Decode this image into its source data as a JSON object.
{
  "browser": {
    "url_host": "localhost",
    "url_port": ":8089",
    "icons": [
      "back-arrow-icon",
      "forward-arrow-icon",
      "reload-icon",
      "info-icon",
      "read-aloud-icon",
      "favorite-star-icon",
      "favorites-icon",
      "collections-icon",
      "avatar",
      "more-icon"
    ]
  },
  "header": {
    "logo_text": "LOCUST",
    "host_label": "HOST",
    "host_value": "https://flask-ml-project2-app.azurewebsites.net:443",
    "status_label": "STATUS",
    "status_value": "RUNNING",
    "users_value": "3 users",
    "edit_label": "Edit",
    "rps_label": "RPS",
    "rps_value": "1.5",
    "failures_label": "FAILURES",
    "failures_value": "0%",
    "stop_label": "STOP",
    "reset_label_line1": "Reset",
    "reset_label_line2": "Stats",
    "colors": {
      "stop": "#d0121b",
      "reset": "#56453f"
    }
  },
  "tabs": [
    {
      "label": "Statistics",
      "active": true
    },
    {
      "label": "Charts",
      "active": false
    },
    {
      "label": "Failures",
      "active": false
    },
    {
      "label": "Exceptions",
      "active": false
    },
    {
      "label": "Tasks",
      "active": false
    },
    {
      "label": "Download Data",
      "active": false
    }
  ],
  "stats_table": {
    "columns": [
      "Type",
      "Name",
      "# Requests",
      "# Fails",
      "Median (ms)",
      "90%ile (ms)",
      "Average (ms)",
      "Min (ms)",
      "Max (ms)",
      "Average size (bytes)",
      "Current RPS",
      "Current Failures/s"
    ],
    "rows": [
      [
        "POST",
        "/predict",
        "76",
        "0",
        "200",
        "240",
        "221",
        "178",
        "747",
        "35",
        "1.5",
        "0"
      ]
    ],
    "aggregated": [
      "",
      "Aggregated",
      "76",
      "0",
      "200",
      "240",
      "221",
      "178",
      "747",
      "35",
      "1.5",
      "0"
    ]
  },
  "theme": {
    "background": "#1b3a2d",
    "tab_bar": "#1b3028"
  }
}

_ _ _ _ _

▸ **Task instructions**
Extract every entry above as it appears.

▸ **Exercise answer**
Decode this image into its source data as a JSON object.
{
  "browser": {
    "url_host": "localhost",
    "url_port": ":8089",
    "icons": [
      "back-arrow-icon",
      "forward-arrow-icon",
      "reload-icon",
      "info-icon",
      "read-aloud-icon",
      "favorite-star-icon",
      "favorites-icon",
      "collections-icon",
      "avatar",
      "more-icon"
    ]
  },
  "header": {
    "logo_text": "LOCUST",
    "host_label": "HOST",
    "host_value": "https://flask-ml-project2-app.azurewebsites.net:443",
    "status_label": "STATUS",
    "status_value": "RUNNING",
    "users_value": "3 users",
    "edit_label": "Edit",
    "rps_label": "RPS",
    "rps_value": "1.5",
    "failures_label": "FAILURES",
    "failures_value": "0%",
    "stop_label": "STOP",
    "reset_label_line1": "Reset",
    "reset_label_line2": "Stats",
    "colors": {
      "stop": "#d0121b",
      "reset": "#56453f"
    }
  },
  "tabs": [
    {
      "label": "Statistics",
      "active": true
    },
    {
      "label": "Charts",
      "active": false
    },
    {
      "label": "Failures",
      "active": false
    },
    {
      "label": "Exceptions",
      "active": false
    },
    {
      "label": "Tasks",
      "active": false
    },
    {
      "label": "Download Data",
      "active": false
    }
  ],
  "stats_table": {
    "columns": [
      "Type",
      "Name",
      "# Requests",
      "# Fails",
      "Median (ms)",
      "90%ile (ms)",
      "Average (ms)",
      "Min (ms)",
      "Max (ms)",
      "Average size (bytes)",
      "Current RPS",
      "Current Failures/s"
    ],
    "rows": [
      [
        "POST",
        "/predict",
        "76",
        "0",
        "200",
        "240",
        "221",
        "178",
        "747",
        "35",
        "1.5",
        "0"
      ]
    ],
    "aggregated": [
      "",
      "Aggregated",
      "76",
      "0",
      "200",
      "240",
      "221",
      "178",
      "747",
      "35",
      "1.5",
      "0"
    ]
  },
  "theme": {
    "background": "#1b3a2d",
    "tab_bar": "#1b3028"
  }
}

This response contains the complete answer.